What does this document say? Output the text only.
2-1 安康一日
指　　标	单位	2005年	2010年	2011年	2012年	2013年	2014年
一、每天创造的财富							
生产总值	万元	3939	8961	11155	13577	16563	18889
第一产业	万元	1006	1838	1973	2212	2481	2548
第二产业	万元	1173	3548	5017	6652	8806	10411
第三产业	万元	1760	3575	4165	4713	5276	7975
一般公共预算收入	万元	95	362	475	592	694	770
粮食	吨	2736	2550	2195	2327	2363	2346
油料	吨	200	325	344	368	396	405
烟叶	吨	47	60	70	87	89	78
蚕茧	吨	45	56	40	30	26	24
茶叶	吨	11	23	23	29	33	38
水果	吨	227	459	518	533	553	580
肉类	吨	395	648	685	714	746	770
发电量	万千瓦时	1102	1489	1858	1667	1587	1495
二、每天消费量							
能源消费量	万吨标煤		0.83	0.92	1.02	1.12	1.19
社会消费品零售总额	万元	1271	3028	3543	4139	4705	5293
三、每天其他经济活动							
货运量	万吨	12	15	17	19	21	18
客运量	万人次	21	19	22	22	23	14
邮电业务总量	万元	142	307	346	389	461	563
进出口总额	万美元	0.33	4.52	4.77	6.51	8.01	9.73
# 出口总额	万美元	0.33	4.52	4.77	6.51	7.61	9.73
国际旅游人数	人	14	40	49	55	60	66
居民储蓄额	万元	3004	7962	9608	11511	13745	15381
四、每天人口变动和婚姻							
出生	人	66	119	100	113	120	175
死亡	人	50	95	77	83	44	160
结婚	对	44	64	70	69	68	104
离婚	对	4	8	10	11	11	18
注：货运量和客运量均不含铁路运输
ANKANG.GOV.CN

:: Request ::
Print back all the lines verbatim.

:: Solved problem ::
What does this document say? Output the text only.
2-1 安康一日
指　　标	单位	2005年	2010年	2011年	2012年	2013年	2014年
一、每天创造的财富							
生产总值	万元	3939	8961	11155	13577	16563	18889
第一产业	万元	1006	1838	1973	2212	2481	2548
第二产业	万元	1173	3548	5017	6652	8806	10411
第三产业	万元	1760	3575	4165	4713	5276	7975
一般公共预算收入	万元	95	362	475	592	694	770
粮食	吨	2736	2550	2195	2327	2363	2346
油料	吨	200	325	344	368	396	405
烟叶	吨	47	60	70	87	89	78
蚕茧	吨	45	56	40	30	26	24
茶叶	吨	11	23	23	29	33	38
水果	吨	227	459	518	533	553	580
肉类	吨	395	648	685	714	746	770
发电量	万千瓦时	1102	1489	1858	1667	1587	1495
二、每天消费量							
能源消费量	万吨标煤		0.83	0.92	1.02	1.12	1.19
社会消费品零售总额	万元	1271	3028	3543	4139	4705	5293
三、每天其他经济活动							
货运量	万吨	12	15	17	19	21	18
客运量	万人次	21	19	22	22	23	14
邮电业务总量	万元	142	307	346	389	461	563
进出口总额	万美元	0.33	4.52	4.77	6.51	8.01	9.73
# 出口总额	万美元	0.33	4.52	4.77	6.51	7.61	9.73
国际旅游人数	人	14	40	49	55	60	66
居民储蓄额	万元	3004	7962	9608	11511	13745	15381
四、每天人口变动和婚姻							
出生	人	66	119	100	113	120	175
死亡	人	50	95	77	83	44	160
结婚	对	44	64	70	69	68	104
离婚	对	4	8	10	11	11	18
注：货运量和客运量均不含铁路运输
ANKANG.GOV.CN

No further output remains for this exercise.